**EXERCISE DIRECTIONS**: Filter the records for lines holding the string "color".

--- START OF WORKING DATA ---

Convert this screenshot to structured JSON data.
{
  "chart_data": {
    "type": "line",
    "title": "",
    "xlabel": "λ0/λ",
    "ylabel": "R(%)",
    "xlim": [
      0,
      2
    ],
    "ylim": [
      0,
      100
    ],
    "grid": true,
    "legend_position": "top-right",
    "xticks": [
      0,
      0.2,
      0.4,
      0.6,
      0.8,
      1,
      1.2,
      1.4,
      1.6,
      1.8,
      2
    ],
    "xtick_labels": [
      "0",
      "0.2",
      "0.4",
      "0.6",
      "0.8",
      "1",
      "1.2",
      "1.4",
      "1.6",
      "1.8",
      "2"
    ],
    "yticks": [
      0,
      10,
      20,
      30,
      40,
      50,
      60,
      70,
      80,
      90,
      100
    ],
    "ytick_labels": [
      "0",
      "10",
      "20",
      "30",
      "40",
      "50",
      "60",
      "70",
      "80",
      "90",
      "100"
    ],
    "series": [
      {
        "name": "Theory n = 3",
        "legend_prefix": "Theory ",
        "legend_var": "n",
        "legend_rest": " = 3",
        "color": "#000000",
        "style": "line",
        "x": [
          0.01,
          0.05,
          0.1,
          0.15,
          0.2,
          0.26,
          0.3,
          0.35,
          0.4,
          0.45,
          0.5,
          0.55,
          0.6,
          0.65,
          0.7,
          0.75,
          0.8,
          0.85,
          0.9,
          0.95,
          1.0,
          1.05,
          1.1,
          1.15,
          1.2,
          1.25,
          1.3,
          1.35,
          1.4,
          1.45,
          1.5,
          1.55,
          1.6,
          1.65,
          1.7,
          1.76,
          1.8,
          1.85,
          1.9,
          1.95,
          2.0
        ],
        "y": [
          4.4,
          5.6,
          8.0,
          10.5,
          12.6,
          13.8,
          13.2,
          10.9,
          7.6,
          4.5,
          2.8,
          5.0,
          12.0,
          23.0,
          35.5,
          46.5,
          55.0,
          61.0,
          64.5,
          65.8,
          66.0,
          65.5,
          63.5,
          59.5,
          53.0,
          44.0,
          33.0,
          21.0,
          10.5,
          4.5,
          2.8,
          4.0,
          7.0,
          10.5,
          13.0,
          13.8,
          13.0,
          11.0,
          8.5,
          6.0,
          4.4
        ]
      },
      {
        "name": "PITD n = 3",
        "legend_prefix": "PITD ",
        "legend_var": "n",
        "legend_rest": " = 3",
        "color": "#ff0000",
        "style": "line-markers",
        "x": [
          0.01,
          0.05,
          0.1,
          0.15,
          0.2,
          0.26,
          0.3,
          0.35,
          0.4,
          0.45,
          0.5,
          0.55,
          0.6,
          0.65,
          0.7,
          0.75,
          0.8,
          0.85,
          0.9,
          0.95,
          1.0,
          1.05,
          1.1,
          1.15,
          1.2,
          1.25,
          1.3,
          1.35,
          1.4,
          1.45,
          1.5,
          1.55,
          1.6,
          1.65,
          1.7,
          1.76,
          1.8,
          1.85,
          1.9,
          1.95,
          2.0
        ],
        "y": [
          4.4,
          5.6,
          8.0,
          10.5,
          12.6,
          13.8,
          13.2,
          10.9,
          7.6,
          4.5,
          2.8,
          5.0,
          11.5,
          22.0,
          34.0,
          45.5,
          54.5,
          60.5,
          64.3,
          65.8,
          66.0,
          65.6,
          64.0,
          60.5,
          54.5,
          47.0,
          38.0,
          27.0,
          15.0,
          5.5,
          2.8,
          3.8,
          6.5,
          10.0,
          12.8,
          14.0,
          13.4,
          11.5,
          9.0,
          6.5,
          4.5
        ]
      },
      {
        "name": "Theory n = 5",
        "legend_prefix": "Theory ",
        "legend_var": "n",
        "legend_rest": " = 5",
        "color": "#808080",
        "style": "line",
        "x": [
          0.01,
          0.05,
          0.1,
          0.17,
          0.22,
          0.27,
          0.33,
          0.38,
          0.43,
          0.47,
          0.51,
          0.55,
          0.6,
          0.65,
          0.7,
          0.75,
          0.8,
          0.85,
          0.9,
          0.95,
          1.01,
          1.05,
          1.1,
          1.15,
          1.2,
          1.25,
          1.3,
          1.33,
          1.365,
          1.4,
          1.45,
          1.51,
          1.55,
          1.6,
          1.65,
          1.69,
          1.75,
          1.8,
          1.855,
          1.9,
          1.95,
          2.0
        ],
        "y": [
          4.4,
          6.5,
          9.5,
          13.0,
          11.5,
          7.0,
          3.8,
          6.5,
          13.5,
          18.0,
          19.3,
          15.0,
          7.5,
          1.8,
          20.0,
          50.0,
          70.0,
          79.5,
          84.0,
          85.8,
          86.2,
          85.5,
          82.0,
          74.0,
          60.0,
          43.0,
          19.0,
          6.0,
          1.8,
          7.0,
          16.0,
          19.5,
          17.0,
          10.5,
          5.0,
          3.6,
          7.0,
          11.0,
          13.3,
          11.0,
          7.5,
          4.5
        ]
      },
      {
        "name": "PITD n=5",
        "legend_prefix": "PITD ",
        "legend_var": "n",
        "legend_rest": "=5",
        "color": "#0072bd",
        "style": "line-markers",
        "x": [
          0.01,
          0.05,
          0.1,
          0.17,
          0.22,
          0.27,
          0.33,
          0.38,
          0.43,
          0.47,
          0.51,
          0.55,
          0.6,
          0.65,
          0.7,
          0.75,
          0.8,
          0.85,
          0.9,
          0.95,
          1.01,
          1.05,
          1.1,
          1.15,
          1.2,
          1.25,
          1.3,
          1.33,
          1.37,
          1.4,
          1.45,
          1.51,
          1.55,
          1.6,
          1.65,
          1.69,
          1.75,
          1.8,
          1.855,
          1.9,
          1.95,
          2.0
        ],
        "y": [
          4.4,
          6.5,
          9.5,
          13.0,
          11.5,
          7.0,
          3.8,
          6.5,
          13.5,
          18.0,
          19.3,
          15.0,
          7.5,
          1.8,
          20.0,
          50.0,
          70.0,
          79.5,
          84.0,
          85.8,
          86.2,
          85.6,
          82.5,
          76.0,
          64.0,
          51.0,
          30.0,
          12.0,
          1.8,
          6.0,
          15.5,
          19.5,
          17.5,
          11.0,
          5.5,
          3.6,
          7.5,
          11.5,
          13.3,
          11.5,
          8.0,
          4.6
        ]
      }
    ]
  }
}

--- END OF WORKING DATA ---

**OUTPUT**:
        "color": "#000000",
        "color": "#ff0000",
        "color": "#808080",
        "color": "#0072bd",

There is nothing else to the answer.